Dataset listings of figures:
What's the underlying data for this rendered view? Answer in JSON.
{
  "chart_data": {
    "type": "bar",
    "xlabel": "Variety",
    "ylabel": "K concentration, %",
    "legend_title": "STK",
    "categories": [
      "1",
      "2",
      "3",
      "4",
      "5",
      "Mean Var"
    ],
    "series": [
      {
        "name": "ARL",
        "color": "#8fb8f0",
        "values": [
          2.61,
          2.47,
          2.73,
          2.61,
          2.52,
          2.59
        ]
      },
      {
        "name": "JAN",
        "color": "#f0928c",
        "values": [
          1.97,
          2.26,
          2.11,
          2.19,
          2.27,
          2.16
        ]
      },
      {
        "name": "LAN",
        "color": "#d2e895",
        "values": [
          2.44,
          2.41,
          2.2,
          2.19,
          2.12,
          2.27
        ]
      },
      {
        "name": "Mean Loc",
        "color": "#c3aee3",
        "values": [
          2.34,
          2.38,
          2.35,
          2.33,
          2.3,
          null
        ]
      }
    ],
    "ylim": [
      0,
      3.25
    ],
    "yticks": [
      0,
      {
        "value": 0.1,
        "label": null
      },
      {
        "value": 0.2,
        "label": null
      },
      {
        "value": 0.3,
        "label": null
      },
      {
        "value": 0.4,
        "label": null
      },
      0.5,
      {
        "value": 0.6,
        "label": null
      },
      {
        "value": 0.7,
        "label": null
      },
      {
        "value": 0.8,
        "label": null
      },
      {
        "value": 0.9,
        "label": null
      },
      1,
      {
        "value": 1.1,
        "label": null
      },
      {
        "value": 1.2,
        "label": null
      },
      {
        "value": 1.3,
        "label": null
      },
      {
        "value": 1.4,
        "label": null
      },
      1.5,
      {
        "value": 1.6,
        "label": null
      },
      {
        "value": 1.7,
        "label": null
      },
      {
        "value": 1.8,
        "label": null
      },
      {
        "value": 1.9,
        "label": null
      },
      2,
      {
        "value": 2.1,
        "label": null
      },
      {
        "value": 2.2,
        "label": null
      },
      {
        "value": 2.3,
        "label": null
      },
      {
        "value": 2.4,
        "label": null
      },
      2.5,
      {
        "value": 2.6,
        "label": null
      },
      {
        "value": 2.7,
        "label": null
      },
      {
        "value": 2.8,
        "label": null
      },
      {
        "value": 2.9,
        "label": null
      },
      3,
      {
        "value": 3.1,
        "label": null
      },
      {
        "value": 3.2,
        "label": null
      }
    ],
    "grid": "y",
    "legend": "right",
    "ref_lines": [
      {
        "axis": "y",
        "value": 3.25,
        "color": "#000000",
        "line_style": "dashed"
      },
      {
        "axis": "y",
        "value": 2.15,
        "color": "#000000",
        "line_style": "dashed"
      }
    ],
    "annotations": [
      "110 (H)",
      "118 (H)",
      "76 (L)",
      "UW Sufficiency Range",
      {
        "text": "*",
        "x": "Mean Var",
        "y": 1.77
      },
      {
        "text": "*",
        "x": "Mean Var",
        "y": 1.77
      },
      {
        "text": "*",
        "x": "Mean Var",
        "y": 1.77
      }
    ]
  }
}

◆ What you need to do ◆
Return every record, word for word.

◆ Problem solution ◆
What's the underlying data for this rendered view? Answer in JSON.
{
  "chart_data": {
    "type": "bar",
    "xlabel": "Variety",
    "ylabel": "K concentration, %",
    "legend_title": "STK",
    "categories": [
      "1",
      "2",
      "3",
      "4",
      "5",
      "Mean Var"
    ],
    "series": [
      {
        "name": "ARL",
        "color": "#8fb8f0",
        "values": [
          2.61,
          2.47,
          2.73,
          2.61,
          2.52,
          2.59
        ]
      },
      {
        "name": "JAN",
        "color": "#f0928c",
        "values": [
          1.97,
          2.26,
          2.11,
          2.19,
          2.27,
          2.16
        ]
      },
      {
        "name": "LAN",
        "color": "#d2e895",
        "values": [
          2.44,
          2.41,
          2.2,
          2.19,
          2.12,
          2.27
        ]
      },
      {
        "name": "Mean Loc",
        "color": "#c3aee3",
        "values": [
          2.34,
          2.38,
          2.35,
          2.33,
          2.3,
          null
        ]
      }
    ],
    "ylim": [
      0,
      3.25
    ],
    "yticks": [
      0,
      {
        "value": 0.1,
        "label": null
      },
      {
        "value": 0.2,
        "label": null
      },
      {
        "value": 0.3,
        "label": null
      },
      {
        "value": 0.4,
        "label": null
      },
      0.5,
      {
        "value": 0.6,
        "label": null
      },
      {
        "value": 0.7,
        "label": null
      },
      {
        "value": 0.8,
        "label": null
      },
      {
        "value": 0.9,
        "label": null
      },
      1,
      {
        "value": 1.1,
        "label": null
      },
      {
        "value": 1.2,
        "label": null
      },
      {
        "value": 1.3,
        "label": null
      },
      {
        "value": 1.4,
        "label": null
      },
      1.5,
      {
        "value": 1.6,
        "label": null
      },
      {
        "value": 1.7,
        "label": null
      },
      {
        "value": 1.8,
        "label": null
      },
      {
        "value": 1.9,
        "label": null
      },
      2,
      {
        "value": 2.1,
        "label": null
      },
      {
        "value": 2.2,
        "label": null
      },
      {
        "value": 2.3,
        "label": null
      },
      {
        "value": 2.4,
        "label": null
      },
      2.5,
      {
        "value": 2.6,
        "label": null
      },
      {
        "value": 2.7,
        "label": null
      },
      {
        "value": 2.8,
        "label": null
      },
      {
        "value": 2.9,
        "label": null
      },
      3,
      {
        "value": 3.1,
        "label": null
      },
      {
        "value": 3.2,
        "label": null
      }
    ],
    "grid": "y",
    "legend": "right",
    "ref_lines": [
      {
        "axis": "y",
        "value": 3.25,
        "color": "#000000",
        "line_style": "dashed"
      },
      {
        "axis": "y",
        "value": 2.15,
        "color": "#000000",
        "line_style": "dashed"
      }
    ],
    "annotations": [
      "110 (H)",
      "118 (H)",
      "76 (L)",
      "UW Sufficiency Range",
      {
        "text": "*",
        "x": "Mean Var",
        "y": 1.77
      },
      {
        "text": "*",
        "x": "Mean Var",
        "y": 1.77
      },
      {
        "text": "*",
        "x": "Mean Var",
        "y": 1.77
      }
    ]
  }
}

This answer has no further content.